_Assignment 1:_ According to the passage on spoofing attacks, what have researchers found can be built from photos on social media to unlock a phone with Face ID?
_Assignment 2:_ Continue the passage on spoofing attacks from its last line.
-- Selected extract follows --
One common trick is to disguise malware as a text file using a file name like filename.txt.exe. Attackers know that file extensions are hidden by default in Windows, so Windows users will only see the filename.txt and think they’re opening a text document, which actually runs a malicious program.
Example #11: Facial Spoofing
Facial recognition is an emerging technology, making it particularly vulnerable. Research has found that it’s possible to build 3D models from photos available on social media and use them to unlock a phone using Face ID.
In other famous examples, we’ve seen how it’s possible to create fake news videos and embarrassing content featuring the voices and likeness of high-profile people, with implications varying from extortion to swaying political campaigns. Researchers have used deepfake technology to produce fake video footage of former President Barack Obama that perfectly matches real audio, and attackers once used AI to use a CEO’s voice to extort money.
Right now, the real-world applications for facial recognition are fairly limited—we use it to unlock our devices and not much else. But the risk of facial spoofing will only increase as we find ourselves using our faces to make payments, sign documents, and more.
How to Protect Against Spoofing Attacks
Start with the Basics
Here are a few basic precautions individuals can take right now to reduce their chances of falling victim to an attack:
- Switch on your spam filter to prevent most spoofed emails from reaching your inbox
- Use Google or another Password Manager to create strong passwords, autofill your login credentials, and alert you to compromised passwords
- Enable two-factor authentication on online accounts for websites that support it, for another layer of protection
- Get into the habit of hovering over links before clicking to check for unusual URLs
Know the Signs
Be aware of the common indicators of spoofing. For example:
- Unicode or other strange characters in a sender’s address or ID
- Emails from random email addresses using a business name as their sender name
- Typos or bad grammar in messages that appear to be from a legitimate business
- Links and attachments from unknown senders
- Calls or texts from unknown numbers
- Websites that aren’t secured or encrypted, represented by the green padlock or https:// at the beginning of the URL (not necessarily a spoof, but proceed with caution)
-- Selected extract concluded --
-- Data listing follows --
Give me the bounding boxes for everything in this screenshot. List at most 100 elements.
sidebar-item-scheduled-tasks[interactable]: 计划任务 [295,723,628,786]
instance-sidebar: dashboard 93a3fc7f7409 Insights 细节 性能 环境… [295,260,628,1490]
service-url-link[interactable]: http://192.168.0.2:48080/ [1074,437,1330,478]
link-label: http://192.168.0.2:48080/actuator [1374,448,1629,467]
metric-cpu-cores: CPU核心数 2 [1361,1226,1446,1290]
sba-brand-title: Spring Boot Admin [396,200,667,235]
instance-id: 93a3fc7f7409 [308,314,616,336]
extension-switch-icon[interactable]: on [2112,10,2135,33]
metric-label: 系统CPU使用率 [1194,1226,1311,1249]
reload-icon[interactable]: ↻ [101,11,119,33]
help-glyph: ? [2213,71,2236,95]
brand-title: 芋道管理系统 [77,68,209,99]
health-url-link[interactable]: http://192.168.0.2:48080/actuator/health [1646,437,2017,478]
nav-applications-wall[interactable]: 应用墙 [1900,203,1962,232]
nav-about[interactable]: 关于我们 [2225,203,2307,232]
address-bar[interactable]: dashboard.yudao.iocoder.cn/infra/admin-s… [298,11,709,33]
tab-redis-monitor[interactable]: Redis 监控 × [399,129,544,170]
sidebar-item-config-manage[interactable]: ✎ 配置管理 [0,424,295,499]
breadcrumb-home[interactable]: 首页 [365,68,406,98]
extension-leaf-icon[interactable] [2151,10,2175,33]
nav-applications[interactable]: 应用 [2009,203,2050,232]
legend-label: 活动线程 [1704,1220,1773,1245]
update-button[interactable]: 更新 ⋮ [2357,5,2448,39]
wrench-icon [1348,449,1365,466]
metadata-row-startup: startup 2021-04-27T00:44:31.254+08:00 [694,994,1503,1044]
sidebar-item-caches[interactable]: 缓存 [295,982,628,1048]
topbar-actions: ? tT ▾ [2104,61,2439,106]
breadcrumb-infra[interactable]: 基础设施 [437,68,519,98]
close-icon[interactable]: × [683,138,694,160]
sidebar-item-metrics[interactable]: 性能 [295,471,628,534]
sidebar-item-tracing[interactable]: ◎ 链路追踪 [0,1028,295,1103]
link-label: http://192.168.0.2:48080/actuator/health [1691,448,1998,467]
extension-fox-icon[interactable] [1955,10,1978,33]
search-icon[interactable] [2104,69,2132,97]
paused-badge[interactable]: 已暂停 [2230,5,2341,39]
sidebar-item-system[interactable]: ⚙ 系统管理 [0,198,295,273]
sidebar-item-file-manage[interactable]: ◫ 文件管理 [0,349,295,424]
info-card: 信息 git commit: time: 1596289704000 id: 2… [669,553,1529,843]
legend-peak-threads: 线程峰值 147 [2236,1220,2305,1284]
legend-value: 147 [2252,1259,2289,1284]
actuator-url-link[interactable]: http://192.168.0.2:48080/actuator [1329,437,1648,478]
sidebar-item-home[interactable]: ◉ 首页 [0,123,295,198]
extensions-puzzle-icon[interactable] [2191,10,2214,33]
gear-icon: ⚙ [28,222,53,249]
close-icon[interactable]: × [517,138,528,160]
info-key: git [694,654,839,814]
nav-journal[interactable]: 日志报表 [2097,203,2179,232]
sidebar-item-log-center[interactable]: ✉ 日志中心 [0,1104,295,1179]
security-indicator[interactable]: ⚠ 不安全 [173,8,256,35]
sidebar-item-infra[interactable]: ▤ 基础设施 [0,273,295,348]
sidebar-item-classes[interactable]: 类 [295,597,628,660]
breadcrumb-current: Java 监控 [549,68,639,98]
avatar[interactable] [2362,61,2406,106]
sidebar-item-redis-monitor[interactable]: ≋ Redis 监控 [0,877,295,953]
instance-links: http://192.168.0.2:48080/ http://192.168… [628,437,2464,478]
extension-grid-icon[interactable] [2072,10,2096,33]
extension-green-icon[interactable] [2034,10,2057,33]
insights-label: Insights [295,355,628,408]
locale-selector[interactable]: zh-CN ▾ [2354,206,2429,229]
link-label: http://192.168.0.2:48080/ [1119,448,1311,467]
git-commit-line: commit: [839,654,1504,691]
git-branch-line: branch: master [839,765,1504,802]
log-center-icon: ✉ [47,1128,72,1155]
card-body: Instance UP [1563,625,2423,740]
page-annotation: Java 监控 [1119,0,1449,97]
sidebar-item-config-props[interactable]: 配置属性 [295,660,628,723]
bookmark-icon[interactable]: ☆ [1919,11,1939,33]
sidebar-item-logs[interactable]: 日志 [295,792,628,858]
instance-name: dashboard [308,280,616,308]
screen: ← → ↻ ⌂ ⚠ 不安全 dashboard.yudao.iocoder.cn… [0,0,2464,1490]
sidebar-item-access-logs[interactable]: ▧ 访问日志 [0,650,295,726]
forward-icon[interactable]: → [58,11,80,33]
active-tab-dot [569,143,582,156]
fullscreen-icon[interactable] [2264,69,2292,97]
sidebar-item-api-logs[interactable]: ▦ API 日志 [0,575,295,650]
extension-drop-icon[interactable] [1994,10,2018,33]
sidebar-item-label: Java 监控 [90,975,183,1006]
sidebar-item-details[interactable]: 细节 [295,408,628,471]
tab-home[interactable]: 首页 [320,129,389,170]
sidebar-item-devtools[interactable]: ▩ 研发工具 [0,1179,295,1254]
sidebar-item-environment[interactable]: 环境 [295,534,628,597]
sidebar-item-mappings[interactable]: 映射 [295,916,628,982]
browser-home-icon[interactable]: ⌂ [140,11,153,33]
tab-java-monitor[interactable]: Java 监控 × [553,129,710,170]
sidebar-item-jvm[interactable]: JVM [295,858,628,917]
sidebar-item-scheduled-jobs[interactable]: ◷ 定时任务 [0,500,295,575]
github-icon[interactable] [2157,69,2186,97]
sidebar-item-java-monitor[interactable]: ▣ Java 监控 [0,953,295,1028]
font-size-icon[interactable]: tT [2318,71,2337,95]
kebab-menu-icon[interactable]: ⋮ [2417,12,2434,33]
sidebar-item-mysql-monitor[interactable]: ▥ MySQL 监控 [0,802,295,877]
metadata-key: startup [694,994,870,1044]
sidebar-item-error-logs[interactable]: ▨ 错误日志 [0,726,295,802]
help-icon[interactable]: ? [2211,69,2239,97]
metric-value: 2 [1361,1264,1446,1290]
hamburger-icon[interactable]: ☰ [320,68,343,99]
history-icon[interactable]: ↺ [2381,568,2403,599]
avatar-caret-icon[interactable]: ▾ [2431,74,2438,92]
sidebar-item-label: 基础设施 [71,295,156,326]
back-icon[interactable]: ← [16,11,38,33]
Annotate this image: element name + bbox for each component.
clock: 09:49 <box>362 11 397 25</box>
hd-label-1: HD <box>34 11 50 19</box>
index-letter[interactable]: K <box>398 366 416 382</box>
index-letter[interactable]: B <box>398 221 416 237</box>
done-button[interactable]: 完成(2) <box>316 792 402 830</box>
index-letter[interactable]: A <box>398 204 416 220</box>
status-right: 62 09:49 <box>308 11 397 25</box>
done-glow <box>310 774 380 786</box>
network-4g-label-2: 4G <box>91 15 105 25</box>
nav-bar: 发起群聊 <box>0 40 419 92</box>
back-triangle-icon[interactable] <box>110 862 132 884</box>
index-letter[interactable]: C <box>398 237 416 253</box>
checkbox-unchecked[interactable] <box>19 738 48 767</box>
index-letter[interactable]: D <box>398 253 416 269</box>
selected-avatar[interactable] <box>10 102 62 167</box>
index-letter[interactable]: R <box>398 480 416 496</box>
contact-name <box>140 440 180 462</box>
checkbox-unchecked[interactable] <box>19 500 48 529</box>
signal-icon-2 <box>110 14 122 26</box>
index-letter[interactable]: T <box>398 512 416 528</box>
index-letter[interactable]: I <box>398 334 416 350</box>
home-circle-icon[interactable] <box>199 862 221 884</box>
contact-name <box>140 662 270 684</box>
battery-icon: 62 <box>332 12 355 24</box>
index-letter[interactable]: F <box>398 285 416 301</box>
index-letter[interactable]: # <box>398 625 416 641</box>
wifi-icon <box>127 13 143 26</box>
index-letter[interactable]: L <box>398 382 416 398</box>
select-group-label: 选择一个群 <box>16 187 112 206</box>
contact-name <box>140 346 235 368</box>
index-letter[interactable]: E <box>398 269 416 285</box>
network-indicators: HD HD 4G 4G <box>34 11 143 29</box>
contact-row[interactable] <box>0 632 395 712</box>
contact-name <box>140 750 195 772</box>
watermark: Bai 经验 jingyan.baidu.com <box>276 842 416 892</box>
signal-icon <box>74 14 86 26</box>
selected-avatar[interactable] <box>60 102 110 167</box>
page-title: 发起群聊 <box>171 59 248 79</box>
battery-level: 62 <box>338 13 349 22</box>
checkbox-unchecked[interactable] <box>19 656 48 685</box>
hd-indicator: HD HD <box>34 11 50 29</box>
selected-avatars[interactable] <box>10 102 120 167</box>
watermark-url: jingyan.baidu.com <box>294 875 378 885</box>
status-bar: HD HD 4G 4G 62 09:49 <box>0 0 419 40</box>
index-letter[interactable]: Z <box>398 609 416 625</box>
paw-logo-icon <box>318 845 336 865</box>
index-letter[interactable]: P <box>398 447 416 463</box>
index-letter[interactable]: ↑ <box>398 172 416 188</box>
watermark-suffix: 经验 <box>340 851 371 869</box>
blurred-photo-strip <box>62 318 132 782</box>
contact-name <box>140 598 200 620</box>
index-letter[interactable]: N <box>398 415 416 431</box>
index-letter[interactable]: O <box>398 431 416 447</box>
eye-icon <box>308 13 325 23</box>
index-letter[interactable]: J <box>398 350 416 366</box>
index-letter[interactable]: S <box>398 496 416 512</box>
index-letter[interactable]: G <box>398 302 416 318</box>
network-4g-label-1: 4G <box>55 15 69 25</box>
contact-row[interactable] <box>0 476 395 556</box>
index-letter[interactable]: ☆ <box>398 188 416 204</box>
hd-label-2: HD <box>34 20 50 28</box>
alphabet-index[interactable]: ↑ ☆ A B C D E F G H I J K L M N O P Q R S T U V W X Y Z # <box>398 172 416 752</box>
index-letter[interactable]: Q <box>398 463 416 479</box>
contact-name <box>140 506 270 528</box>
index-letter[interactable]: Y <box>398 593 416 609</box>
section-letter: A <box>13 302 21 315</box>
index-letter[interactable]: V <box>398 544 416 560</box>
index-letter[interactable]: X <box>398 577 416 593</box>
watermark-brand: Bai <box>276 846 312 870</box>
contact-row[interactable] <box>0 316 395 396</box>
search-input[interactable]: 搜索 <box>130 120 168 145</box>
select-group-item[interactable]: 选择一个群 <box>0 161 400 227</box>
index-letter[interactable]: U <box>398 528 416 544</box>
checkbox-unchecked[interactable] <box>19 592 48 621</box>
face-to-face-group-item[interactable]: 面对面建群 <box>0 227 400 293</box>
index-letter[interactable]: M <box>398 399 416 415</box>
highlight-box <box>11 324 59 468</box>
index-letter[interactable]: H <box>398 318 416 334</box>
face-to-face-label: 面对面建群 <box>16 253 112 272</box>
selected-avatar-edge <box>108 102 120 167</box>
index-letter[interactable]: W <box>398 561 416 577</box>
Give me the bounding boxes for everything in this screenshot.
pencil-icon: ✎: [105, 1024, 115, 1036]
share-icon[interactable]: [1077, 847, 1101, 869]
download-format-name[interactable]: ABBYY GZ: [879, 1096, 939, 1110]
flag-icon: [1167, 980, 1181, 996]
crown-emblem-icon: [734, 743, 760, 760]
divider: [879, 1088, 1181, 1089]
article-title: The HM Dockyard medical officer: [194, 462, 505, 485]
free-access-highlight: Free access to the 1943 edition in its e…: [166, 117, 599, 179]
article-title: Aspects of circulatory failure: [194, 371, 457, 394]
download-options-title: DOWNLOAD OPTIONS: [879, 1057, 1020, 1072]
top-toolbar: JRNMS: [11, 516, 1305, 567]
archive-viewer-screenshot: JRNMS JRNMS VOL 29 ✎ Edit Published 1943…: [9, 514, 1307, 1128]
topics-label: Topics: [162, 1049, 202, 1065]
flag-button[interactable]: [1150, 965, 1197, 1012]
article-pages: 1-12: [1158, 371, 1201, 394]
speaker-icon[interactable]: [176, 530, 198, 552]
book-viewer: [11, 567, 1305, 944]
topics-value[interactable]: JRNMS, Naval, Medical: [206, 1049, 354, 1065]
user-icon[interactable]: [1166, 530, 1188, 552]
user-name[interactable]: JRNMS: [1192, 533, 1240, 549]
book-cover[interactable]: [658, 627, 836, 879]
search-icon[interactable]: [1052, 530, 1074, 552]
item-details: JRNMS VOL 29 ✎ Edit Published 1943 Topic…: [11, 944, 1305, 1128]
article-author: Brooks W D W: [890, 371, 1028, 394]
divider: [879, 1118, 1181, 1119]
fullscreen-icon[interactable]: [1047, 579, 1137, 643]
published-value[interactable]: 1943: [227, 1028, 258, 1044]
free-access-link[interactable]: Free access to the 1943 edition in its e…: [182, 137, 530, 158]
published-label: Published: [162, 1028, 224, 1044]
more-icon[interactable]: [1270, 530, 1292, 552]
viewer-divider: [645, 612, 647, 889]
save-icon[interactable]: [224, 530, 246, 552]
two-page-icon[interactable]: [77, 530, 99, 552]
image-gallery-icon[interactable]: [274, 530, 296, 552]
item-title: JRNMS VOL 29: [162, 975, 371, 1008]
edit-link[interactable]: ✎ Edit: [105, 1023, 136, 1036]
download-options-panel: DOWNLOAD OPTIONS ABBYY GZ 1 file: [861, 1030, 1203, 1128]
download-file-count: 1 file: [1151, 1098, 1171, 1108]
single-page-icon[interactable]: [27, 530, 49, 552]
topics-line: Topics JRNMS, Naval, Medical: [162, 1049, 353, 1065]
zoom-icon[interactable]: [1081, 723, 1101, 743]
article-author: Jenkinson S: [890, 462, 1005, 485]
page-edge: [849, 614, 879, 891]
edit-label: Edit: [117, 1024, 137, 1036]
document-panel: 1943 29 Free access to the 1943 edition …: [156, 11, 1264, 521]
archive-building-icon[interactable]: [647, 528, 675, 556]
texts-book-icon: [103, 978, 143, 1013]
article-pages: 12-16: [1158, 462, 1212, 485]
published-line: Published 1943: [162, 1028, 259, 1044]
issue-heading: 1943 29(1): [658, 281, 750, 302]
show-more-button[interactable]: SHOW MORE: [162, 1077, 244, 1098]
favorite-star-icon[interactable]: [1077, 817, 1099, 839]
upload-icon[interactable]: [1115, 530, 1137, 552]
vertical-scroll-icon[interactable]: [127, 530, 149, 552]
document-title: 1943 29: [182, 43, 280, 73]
-- Data listing concluded --
_Expected answer 1:_ 3D models

_Expected answer 2:_
- Fields that don’t autofill your login credentials
- Someone asking you for sensitive information without verifying they’re a trusted source
- Messages or web pages with content that seems too good to be true
Invest in Security
Good antivirus software is the average person’s front-line defense in protecting against cyber threats. It’s worth the peace of mind. If you do click on a bad link or attachment, antivirus software can alert you to the threat and stop the download.
For businesses, security measures are more advanced and may be specific to certain types of spoofing attacks. For example, GPS security involves obscuring your GPS antennas. Remote service solutions must be properly patched and configured. Teams must be properly educated about security risks. Be sure to consult security solutions and best practices in your business area or industry.
Report Anything Suspicious
When you get a message that’s unexpected, seems too good to be true, or looks suspicious in any way, always do your research.
Double-check the address of the sender or website and whether it matches real information. Don’t be afraid to contact the real sender or owner directly to verify that they indeed sent the message, or Google the phone number, address, or contents of the message to see if it’s a known scam. If the message asks you to log in to your account and take some kind of action, instead of clicking the link, open a new tab or window and navigate to the site directly.
If it turns out you might have been spoofed: block the sender, delete the message, and report it to the FCC or the real company’s security team.